Task requirements:
Beneath this task is a listing; retype all of it exactly.

Rows:
—————

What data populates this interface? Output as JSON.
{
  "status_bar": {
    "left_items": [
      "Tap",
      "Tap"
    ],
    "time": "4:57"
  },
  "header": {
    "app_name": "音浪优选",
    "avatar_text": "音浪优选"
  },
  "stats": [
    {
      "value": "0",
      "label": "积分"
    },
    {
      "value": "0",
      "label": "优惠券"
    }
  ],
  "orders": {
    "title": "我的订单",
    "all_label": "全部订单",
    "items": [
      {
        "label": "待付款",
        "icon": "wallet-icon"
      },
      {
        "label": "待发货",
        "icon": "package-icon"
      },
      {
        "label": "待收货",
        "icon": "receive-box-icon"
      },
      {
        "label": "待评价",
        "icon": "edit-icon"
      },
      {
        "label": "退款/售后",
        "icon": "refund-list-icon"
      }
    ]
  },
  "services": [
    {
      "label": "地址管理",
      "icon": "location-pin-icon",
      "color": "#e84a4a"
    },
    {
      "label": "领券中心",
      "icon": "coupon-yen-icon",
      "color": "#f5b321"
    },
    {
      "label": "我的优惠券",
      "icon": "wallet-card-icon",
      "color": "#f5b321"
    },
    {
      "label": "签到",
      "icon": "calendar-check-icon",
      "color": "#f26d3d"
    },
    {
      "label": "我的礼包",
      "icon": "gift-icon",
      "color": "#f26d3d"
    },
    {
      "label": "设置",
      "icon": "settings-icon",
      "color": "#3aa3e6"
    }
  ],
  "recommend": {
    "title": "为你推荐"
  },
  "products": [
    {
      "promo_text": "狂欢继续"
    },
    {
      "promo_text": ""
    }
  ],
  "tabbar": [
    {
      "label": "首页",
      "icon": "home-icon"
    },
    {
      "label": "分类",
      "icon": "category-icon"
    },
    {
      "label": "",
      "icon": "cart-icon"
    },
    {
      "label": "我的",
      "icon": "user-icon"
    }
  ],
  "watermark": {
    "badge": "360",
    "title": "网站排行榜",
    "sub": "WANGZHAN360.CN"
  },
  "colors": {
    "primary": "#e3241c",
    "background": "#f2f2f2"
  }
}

—————

Exercise answer:
What data populates this interface? Output as JSON.
{
  "status_bar": {
    "left_items": [
      "Tap",
      "Tap"
    ],
    "time": "4:57"
  },
  "header": {
    "app_name": "音浪优选",
    "avatar_text": "音浪优选"
  },
  "stats": [
    {
      "value": "0",
      "label": "积分"
    },
    {
      "value": "0",
      "label": "优惠券"
    }
  ],
  "orders": {
    "title": "我的订单",
    "all_label": "全部订单",
    "items": [
      {
        "label": "待付款",
        "icon": "wallet-icon"
      },
      {
        "label": "待发货",
        "icon": "package-icon"
      },
      {
        "label": "待收货",
        "icon": "receive-box-icon"
      },
      {
        "label": "待评价",
        "icon": "edit-icon"
      },
      {
        "label": "退款/售后",
        "icon": "refund-list-icon"
      }
    ]
  },
  "services": [
    {
      "label": "地址管理",
      "icon": "location-pin-icon",
      "color": "#e84a4a"
    },
    {
      "label": "领券中心",
      "icon": "coupon-yen-icon",
      "color": "#f5b321"
    },
    {
      "label": "我的优惠券",
      "icon": "wallet-card-icon",
      "color": "#f5b321"
    },
    {
      "label": "签到",
      "icon": "calendar-check-icon",
      "color": "#f26d3d"
    },
    {
      "label": "我的礼包",
      "icon": "gift-icon",
      "color": "#f26d3d"
    },
    {
      "label": "设置",
      "icon": "settings-icon",
      "color": "#3aa3e6"
    }
  ],
  "recommend": {
    "title": "为你推荐"
  },
  "products": [
    {
      "promo_text": "狂欢继续"
    },
    {
      "promo_text": ""
    }
  ],
  "tabbar": [
    {
      "label": "首页",
      "icon": "home-icon"
    },
    {
      "label": "分类",
      "icon": "category-icon"
    },
    {
      "label": "",
      "icon": "cart-icon"
    },
    {
      "label": "我的",
      "icon": "user-icon"
    }
  ],
  "watermark": {
    "badge": "360",
    "title": "网站排行榜",
    "sub": "WANGZHAN360.CN"
  },
  "colors": {
    "primary": "#e3241c",
    "background": "#f2f2f2"
  }
}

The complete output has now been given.